_What you have to do_
Collect all lines below with the string "ทยาศาสตร".

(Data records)
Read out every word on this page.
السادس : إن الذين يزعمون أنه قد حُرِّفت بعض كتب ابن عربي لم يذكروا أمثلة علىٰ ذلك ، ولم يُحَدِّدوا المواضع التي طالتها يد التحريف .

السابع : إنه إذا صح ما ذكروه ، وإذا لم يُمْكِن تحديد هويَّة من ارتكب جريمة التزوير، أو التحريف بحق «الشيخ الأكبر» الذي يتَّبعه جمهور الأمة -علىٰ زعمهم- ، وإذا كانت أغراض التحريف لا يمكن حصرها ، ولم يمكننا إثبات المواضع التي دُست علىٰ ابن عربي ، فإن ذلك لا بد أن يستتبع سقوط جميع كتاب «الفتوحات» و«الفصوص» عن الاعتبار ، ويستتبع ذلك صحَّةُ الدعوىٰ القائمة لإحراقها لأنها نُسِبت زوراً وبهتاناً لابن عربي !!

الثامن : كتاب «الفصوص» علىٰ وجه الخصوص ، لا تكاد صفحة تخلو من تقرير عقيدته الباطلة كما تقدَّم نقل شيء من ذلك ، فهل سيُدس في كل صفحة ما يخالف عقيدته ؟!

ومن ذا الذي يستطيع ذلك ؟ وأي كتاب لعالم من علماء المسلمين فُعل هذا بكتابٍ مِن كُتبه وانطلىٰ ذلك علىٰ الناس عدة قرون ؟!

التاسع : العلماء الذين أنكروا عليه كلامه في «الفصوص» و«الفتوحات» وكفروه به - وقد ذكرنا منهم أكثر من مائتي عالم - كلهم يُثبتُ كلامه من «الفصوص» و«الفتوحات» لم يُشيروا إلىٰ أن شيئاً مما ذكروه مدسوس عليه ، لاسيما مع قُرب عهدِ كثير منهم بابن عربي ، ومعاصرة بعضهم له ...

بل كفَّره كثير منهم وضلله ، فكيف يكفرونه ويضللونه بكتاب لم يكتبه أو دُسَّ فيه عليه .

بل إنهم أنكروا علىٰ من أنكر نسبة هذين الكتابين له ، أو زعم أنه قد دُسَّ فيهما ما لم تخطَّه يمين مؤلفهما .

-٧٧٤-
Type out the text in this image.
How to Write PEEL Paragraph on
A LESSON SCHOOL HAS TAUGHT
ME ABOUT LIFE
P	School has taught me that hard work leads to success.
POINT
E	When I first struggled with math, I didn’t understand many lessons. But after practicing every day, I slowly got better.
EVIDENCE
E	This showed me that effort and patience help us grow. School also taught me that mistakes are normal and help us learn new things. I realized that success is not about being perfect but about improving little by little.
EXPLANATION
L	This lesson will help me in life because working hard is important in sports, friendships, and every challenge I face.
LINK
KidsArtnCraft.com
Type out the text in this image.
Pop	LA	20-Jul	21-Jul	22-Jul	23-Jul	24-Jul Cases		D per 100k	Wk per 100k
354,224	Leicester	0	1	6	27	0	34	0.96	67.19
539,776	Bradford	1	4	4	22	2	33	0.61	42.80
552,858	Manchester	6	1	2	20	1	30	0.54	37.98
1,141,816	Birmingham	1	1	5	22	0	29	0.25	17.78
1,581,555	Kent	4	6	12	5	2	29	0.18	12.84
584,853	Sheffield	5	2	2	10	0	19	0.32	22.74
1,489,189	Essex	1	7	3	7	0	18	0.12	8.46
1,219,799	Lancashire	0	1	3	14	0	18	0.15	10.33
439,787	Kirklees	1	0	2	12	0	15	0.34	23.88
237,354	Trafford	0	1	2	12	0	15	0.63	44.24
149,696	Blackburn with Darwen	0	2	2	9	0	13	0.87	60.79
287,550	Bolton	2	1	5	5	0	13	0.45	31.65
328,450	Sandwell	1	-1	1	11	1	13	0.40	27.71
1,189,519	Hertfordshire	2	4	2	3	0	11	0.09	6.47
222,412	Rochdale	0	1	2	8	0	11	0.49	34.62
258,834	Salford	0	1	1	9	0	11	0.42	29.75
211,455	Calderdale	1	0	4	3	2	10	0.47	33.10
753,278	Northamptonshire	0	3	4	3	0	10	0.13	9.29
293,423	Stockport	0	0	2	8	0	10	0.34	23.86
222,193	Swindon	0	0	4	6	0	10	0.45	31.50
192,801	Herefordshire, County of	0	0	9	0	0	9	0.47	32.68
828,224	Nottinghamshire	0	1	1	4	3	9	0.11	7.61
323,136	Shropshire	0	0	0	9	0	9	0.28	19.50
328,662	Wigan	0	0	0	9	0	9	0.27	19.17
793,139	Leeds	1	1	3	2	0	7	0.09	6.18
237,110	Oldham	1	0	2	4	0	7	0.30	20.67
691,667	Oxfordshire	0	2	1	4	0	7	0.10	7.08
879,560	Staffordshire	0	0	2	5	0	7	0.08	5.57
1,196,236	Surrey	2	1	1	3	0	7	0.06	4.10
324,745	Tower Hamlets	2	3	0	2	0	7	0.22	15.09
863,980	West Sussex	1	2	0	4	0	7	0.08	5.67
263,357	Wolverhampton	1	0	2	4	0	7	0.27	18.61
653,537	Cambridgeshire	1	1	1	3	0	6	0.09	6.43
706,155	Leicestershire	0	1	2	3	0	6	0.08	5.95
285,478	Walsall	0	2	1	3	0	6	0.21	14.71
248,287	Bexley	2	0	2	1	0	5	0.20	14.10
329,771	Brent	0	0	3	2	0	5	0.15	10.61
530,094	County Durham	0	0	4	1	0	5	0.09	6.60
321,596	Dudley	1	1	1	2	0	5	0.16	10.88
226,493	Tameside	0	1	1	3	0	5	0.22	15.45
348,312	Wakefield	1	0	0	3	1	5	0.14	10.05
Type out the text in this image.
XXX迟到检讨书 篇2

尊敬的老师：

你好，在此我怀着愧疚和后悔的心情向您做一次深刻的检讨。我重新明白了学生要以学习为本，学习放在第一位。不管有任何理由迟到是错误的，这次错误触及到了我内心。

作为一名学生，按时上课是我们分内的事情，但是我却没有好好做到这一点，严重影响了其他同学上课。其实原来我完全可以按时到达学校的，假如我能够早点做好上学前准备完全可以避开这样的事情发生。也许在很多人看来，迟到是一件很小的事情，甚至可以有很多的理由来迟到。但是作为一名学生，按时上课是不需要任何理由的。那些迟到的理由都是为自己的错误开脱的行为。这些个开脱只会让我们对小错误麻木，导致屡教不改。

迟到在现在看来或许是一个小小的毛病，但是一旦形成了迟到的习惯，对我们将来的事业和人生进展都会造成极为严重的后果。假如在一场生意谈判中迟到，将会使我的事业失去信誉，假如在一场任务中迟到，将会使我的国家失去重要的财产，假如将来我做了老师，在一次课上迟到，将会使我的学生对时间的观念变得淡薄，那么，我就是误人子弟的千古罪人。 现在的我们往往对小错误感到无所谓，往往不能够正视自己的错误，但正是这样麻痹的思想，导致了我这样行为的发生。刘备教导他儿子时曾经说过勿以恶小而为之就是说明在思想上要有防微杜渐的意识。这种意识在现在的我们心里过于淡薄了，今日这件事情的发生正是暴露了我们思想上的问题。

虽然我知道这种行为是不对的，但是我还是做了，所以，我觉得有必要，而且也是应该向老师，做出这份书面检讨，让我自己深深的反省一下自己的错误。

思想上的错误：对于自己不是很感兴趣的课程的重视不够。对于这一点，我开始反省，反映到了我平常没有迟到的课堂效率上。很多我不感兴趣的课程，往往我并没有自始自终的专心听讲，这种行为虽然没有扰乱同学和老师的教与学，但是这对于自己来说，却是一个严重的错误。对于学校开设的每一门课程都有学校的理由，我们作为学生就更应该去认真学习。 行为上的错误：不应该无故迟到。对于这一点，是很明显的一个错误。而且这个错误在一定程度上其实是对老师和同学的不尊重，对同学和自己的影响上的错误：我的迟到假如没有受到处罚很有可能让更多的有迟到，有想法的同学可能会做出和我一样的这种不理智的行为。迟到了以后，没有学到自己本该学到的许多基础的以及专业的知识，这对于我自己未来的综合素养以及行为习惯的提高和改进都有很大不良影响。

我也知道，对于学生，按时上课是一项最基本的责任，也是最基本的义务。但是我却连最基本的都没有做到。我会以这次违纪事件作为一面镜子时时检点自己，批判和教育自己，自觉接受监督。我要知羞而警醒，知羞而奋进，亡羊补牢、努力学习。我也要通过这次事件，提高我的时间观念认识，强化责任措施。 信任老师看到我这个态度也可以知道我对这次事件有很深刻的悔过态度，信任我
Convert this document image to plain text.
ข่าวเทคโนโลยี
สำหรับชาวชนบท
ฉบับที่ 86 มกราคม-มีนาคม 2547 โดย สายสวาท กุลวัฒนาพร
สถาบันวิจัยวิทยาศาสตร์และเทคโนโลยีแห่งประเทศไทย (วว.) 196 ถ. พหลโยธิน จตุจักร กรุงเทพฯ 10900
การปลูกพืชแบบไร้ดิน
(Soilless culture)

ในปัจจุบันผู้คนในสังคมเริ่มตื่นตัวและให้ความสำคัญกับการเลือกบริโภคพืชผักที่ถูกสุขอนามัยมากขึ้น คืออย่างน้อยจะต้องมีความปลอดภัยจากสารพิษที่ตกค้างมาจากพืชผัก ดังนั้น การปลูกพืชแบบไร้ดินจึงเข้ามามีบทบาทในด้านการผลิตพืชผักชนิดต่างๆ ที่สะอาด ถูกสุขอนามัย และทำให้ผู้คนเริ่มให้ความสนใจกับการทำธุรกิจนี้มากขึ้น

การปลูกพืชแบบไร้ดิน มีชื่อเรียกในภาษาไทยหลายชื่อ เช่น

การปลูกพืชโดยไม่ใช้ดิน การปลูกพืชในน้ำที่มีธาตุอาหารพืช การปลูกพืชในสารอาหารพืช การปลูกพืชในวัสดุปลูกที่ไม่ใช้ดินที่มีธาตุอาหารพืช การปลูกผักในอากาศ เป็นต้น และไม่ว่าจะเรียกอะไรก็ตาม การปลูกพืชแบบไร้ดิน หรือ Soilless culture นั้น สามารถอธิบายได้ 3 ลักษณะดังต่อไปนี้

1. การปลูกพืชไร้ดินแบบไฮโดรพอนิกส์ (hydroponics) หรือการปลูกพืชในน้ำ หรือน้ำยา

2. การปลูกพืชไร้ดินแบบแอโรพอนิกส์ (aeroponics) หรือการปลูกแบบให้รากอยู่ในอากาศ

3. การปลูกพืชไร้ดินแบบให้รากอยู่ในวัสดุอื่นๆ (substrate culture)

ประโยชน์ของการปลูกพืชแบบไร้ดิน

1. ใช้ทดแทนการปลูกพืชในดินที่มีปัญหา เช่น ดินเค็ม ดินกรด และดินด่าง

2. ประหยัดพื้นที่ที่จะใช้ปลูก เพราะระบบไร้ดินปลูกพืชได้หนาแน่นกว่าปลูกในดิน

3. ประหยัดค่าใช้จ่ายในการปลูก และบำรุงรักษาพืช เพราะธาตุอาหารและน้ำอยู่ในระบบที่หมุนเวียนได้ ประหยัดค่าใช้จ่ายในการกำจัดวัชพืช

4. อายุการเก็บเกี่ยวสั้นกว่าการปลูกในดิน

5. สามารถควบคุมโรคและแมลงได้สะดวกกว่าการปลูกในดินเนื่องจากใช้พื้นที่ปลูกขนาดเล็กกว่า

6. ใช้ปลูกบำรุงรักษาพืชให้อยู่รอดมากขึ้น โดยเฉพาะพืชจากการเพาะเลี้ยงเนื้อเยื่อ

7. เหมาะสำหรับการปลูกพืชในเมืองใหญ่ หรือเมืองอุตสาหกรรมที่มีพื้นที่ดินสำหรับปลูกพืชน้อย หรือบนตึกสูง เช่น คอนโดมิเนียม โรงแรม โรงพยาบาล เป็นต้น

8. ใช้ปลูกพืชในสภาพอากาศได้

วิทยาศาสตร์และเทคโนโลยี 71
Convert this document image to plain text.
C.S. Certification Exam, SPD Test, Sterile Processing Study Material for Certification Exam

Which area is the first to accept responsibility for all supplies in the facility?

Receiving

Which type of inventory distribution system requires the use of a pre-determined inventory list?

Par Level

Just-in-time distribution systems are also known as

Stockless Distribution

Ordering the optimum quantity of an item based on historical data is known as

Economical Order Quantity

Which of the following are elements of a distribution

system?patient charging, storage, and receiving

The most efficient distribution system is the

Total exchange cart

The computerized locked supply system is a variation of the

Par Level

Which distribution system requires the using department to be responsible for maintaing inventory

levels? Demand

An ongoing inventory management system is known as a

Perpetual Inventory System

_Answer to this problem_
สถาบันวิจัยวิทยาศาสตร์และเทคโนโลยีแห่งประเทศไทย (วว.) 196 ถ. พหลโยธิน จตุจักร กรุงเทพฯ 10900
วิทยาศาสตร์และเทคโนโลยี 71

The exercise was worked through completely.